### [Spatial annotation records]
-------
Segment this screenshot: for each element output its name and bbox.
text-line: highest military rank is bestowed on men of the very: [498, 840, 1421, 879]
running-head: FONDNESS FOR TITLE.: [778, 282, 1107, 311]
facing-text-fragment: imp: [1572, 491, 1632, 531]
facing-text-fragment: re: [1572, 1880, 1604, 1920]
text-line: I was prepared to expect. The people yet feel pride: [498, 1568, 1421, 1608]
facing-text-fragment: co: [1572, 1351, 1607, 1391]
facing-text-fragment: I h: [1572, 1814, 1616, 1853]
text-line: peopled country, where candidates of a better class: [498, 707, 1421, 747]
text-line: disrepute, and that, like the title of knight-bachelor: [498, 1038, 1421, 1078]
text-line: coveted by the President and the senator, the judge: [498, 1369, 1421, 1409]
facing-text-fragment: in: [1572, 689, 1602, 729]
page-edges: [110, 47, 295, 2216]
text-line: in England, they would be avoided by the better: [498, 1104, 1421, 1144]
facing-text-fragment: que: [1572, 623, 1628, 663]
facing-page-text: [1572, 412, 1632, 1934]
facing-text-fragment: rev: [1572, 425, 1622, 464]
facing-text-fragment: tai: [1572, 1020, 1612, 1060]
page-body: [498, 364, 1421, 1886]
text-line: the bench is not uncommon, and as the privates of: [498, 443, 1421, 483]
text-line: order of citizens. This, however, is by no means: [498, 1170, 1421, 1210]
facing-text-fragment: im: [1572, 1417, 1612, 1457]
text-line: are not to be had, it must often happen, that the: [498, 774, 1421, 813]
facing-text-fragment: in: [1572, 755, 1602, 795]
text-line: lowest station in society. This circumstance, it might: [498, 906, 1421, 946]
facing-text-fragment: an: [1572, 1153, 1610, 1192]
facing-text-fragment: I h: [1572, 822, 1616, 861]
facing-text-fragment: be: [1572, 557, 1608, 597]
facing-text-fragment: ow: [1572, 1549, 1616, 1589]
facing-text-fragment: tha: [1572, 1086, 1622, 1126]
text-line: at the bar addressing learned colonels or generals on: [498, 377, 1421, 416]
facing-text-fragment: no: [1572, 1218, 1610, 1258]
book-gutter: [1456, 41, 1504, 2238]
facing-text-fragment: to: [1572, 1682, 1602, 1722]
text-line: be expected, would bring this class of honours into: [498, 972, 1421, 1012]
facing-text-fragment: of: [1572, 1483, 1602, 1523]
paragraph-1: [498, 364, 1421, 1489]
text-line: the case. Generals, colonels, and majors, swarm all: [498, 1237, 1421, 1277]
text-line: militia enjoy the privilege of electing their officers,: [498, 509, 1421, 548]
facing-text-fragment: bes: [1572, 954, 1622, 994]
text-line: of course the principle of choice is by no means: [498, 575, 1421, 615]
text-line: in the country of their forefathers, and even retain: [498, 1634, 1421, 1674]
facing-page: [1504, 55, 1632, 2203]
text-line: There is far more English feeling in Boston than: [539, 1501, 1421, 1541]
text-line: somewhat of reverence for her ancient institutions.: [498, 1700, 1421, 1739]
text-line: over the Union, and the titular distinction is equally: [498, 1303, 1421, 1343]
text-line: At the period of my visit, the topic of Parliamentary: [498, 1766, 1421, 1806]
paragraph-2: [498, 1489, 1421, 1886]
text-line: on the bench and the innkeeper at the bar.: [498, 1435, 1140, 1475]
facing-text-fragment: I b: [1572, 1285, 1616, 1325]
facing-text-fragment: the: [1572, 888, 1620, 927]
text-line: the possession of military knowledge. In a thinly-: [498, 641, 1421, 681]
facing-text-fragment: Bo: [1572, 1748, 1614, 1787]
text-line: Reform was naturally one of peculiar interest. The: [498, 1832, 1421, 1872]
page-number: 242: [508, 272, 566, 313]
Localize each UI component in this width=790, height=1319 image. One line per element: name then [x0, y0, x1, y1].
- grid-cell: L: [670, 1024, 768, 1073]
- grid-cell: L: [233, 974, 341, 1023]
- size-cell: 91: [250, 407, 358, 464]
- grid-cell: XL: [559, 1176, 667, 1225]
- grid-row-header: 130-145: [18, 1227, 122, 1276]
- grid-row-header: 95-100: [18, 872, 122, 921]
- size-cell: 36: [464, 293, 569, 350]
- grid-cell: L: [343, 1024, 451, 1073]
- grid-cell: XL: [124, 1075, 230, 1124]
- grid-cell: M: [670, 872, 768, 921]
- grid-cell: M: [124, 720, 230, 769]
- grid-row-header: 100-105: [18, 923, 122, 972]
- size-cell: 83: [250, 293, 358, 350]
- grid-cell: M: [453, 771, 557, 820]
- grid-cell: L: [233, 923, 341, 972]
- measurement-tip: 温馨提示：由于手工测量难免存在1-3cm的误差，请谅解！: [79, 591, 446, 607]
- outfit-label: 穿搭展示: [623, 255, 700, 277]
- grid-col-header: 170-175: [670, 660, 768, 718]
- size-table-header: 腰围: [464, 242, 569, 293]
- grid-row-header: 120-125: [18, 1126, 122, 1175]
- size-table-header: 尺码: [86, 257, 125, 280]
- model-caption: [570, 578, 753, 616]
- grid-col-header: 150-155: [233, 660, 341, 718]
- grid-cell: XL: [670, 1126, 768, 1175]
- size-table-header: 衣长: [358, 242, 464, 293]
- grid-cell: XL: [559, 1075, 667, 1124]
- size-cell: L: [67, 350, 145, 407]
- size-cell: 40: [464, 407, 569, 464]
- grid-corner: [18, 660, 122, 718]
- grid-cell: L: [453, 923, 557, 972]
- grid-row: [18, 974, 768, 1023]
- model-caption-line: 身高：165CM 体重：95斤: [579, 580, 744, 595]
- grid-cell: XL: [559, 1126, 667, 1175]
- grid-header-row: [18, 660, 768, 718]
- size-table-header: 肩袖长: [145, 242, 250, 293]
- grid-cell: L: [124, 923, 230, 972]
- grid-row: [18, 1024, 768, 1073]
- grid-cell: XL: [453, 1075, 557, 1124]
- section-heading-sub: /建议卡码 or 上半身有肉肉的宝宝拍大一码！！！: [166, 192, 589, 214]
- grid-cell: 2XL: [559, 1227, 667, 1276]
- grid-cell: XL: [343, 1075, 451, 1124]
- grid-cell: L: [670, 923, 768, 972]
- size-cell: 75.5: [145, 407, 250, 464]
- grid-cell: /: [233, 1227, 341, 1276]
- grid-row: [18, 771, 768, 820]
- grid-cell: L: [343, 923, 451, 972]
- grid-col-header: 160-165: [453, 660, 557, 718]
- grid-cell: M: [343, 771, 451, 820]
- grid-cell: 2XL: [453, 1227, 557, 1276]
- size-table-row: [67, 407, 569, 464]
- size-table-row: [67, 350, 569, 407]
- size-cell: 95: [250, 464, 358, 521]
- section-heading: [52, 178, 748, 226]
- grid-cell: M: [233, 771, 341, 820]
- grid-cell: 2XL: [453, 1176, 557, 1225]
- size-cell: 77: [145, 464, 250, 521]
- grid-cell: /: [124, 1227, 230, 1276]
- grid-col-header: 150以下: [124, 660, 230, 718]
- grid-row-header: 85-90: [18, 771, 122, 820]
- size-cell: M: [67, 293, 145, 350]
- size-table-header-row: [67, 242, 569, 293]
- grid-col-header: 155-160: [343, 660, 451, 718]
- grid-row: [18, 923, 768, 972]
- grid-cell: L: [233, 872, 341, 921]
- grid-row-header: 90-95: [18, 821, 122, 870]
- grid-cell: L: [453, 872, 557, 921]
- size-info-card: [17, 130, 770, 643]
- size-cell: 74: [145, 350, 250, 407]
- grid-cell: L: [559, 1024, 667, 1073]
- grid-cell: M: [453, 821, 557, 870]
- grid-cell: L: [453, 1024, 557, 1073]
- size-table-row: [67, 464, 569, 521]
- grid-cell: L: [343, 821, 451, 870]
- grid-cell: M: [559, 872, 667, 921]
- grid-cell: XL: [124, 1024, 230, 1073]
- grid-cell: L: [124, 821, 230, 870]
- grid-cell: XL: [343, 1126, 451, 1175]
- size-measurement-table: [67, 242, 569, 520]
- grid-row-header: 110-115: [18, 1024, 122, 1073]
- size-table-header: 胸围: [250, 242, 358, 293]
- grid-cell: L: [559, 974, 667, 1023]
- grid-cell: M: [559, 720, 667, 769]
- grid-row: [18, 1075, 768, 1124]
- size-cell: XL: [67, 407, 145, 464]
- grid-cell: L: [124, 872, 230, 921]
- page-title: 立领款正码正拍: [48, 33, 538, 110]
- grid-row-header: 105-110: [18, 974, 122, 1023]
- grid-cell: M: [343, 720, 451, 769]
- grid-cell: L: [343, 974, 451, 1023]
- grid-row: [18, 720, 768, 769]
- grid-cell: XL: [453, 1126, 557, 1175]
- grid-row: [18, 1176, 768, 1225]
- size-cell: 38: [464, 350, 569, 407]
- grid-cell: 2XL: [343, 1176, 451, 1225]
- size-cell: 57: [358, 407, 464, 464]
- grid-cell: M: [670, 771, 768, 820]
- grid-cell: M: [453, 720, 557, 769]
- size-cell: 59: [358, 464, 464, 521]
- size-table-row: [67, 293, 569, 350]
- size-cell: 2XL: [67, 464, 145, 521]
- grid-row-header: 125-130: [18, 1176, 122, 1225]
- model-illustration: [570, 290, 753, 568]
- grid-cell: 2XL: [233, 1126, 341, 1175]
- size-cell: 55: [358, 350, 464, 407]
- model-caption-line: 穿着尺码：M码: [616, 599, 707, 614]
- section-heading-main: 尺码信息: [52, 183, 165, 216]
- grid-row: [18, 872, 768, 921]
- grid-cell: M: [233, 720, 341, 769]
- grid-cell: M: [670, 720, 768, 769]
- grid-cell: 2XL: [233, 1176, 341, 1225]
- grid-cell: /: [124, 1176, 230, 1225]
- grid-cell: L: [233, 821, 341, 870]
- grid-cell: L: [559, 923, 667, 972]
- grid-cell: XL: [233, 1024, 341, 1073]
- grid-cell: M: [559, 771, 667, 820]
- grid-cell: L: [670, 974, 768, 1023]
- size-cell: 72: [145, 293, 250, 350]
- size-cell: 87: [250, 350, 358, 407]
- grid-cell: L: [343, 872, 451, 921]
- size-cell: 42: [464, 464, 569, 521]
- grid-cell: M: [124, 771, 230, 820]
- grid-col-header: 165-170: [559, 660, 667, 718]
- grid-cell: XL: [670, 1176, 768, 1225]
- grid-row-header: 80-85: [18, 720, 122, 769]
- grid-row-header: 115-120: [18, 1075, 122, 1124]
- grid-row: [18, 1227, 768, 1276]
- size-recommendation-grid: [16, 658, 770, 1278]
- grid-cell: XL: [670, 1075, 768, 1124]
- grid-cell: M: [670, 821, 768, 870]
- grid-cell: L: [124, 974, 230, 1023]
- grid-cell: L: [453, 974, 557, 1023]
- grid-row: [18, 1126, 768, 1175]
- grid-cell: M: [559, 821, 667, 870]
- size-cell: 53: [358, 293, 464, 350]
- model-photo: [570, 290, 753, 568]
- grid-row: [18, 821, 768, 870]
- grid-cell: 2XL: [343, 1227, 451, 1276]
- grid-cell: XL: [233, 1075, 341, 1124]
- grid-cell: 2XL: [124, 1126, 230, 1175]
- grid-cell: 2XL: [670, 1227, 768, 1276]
-------
### [Given task]
Copy out the stretch of items above, from the very first line through the line containing "facing-text-fragment: re: [1572, 1880, 1604, 1920]", with both ends included and every character unchanged.

### [Finished answer]
Segment this screenshot: for each element output its name and bbox.
text-line: highest military rank is bestowed on men of the very: [498, 840, 1421, 879]
running-head: FONDNESS FOR TITLE.: [778, 282, 1107, 311]
facing-text-fragment: imp: [1572, 491, 1632, 531]
facing-text-fragment: re: [1572, 1880, 1604, 1920]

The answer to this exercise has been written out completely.